**Your task:** All entries are to be quoted exactly; the images stay out of the copy.
--- Record excerpts ---
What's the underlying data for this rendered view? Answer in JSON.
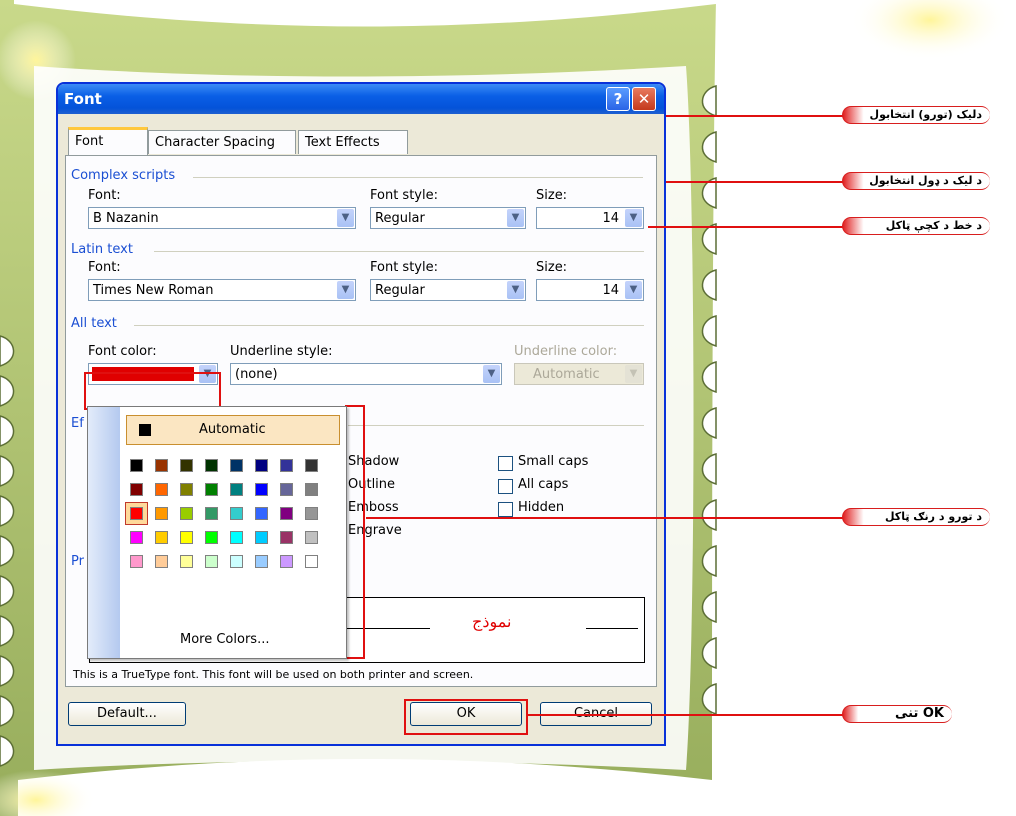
{
  "dialog": {
    "title": "Font",
    "help_button": "?",
    "close_button": "✕",
    "tabs": [
      "Font",
      "Character Spacing",
      "Text Effects"
    ],
    "complex_scripts": {
      "group_label": "Complex scripts",
      "font_label": "Font:",
      "font_value": "B Nazanin",
      "style_label": "Font style:",
      "style_value": "Regular",
      "size_label": "Size:",
      "size_value": "14"
    },
    "latin_text": {
      "group_label": "Latin text",
      "font_label": "Font:",
      "font_value": "Times New Roman",
      "style_label": "Font style:",
      "style_value": "Regular",
      "size_label": "Size:",
      "size_value": "14"
    },
    "all_text": {
      "group_label": "All text",
      "font_color_label": "Font color:",
      "font_color_value": "#e00000",
      "underline_style_label": "Underline style:",
      "underline_style_value": "(none)",
      "underline_color_label": "Underline color:",
      "underline_color_value": "Automatic"
    },
    "effects": {
      "group_label_partial": "Ef",
      "shadow": "Shadow",
      "outline": "Outline",
      "emboss": "Emboss",
      "engrave": "Engrave",
      "small_caps": "Small caps",
      "all_caps": "All caps",
      "hidden": "Hidden"
    },
    "preview": {
      "group_label_partial": "Pr",
      "sample_text": "نموذج"
    },
    "truetype_note": "This is a TrueType font. This font will be used on both printer and screen.",
    "buttons": {
      "default": "Default...",
      "ok": "OK",
      "cancel": "Cancel"
    }
  },
  "color_popup": {
    "automatic": "Automatic",
    "more_colors": "More Colors...",
    "swatches": [
      [
        "#000000",
        "#993300",
        "#333300",
        "#003300",
        "#003366",
        "#000080",
        "#333399",
        "#333333"
      ],
      [
        "#800000",
        "#ff6600",
        "#808000",
        "#008000",
        "#008080",
        "#0000ff",
        "#666699",
        "#808080"
      ],
      [
        "#ff0000",
        "#ff9900",
        "#99cc00",
        "#339966",
        "#33cccc",
        "#3366ff",
        "#800080",
        "#969696"
      ],
      [
        "#ff00ff",
        "#ffcc00",
        "#ffff00",
        "#00ff00",
        "#00ffff",
        "#00ccff",
        "#993366",
        "#c0c0c0"
      ],
      [
        "#ff99cc",
        "#ffcc99",
        "#ffff99",
        "#ccffcc",
        "#ccffff",
        "#99ccff",
        "#cc99ff",
        "#ffffff"
      ]
    ],
    "selected_swatch": "#ff0000"
  },
  "callouts": {
    "select_font_type": "دليک (تورو) انتخابول",
    "select_font_kind": "د ليک د ډول انتخابول",
    "set_font_size": "د خط د کچې ټاکل",
    "set_font_color": "د تورو د رنګ ټاکل",
    "press_ok": "OK تنی"
  },
  "colors": {
    "annotation_red": "#e01010",
    "frame_green": "#a8be6a",
    "title_blue": "#0a5fe6"
  }
}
---
**Correct result:**
What's the underlying data for this rendered view? Answer in JSON.
{
  "dialog": {
    "title": "Font",
    "help_button": "?",
    "close_button": "✕",
    "tabs": [
      "Font",
      "Character Spacing",
      "Text Effects"
    ],
    "complex_scripts": {
      "group_label": "Complex scripts",
      "font_label": "Font:",
      "font_value": "B Nazanin",
      "style_label": "Font style:",
      "style_value": "Regular",
      "size_label": "Size:",
      "size_value": "14"
    },
    "latin_text": {
      "group_label": "Latin text",
      "font_label": "Font:",
      "font_value": "Times New Roman",
      "style_label": "Font style:",
      "style_value": "Regular",
      "size_label": "Size:",
      "size_value": "14"
    },
    "all_text": {
      "group_label": "All text",
      "font_color_label": "Font color:",
      "font_color_value": "#e00000",
      "underline_style_label": "Underline style:",
      "underline_style_value": "(none)",
      "underline_color_label": "Underline color:",
      "underline_color_value": "Automatic"
    },
    "effects": {
      "group_label_partial": "Ef",
      "shadow": "Shadow",
      "outline": "Outline",
      "emboss": "Emboss",
      "engrave": "Engrave",
      "small_caps": "Small caps",
      "all_caps": "All caps",
      "hidden": "Hidden"
    },
    "preview": {
      "group_label_partial": "Pr",
      "sample_text": "نموذج"
    },
    "truetype_note": "This is a TrueType font. This font will be used on both printer and screen.",
    "buttons": {
      "default": "Default...",
      "ok": "OK",
      "cancel": "Cancel"
    }
  },
  "color_popup": {
    "automatic": "Automatic",
    "more_colors": "More Colors...",
    "swatches": [
      [
        "#000000",
        "#993300",
        "#333300",
        "#003300",
        "#003366",
        "#000080",
        "#333399",
        "#333333"
      ],
      [
        "#800000",
        "#ff6600",
        "#808000",
        "#008000",
        "#008080",
        "#0000ff",
        "#666699",
        "#808080"
      ],
      [
        "#ff0000",
        "#ff9900",
        "#99cc00",
        "#339966",
        "#33cccc",
        "#3366ff",
        "#800080",
        "#969696"
      ],
      [
        "#ff00ff",
        "#ffcc00",
        "#ffff00",
        "#00ff00",
        "#00ffff",
        "#00ccff",
        "#993366",
        "#c0c0c0"
      ],
      [
        "#ff99cc",
        "#ffcc99",
        "#ffff99",
        "#ccffcc",
        "#ccffff",
        "#99ccff",
        "#cc99ff",
        "#ffffff"
      ]
    ],
    "selected_swatch": "#ff0000"
  },
  "callouts": {
    "select_font_type": "دليک (تورو) انتخابول",
    "select_font_kind": "د ليک د ډول انتخابول",
    "set_font_size": "د خط د کچې ټاکل",
    "set_font_color": "د تورو د رنګ ټاکل",
    "press_ok": "OK تنی"
  },
  "colors": {
    "annotation_red": "#e01010",
    "frame_green": "#a8be6a",
    "title_blue": "#0a5fe6"
  }
}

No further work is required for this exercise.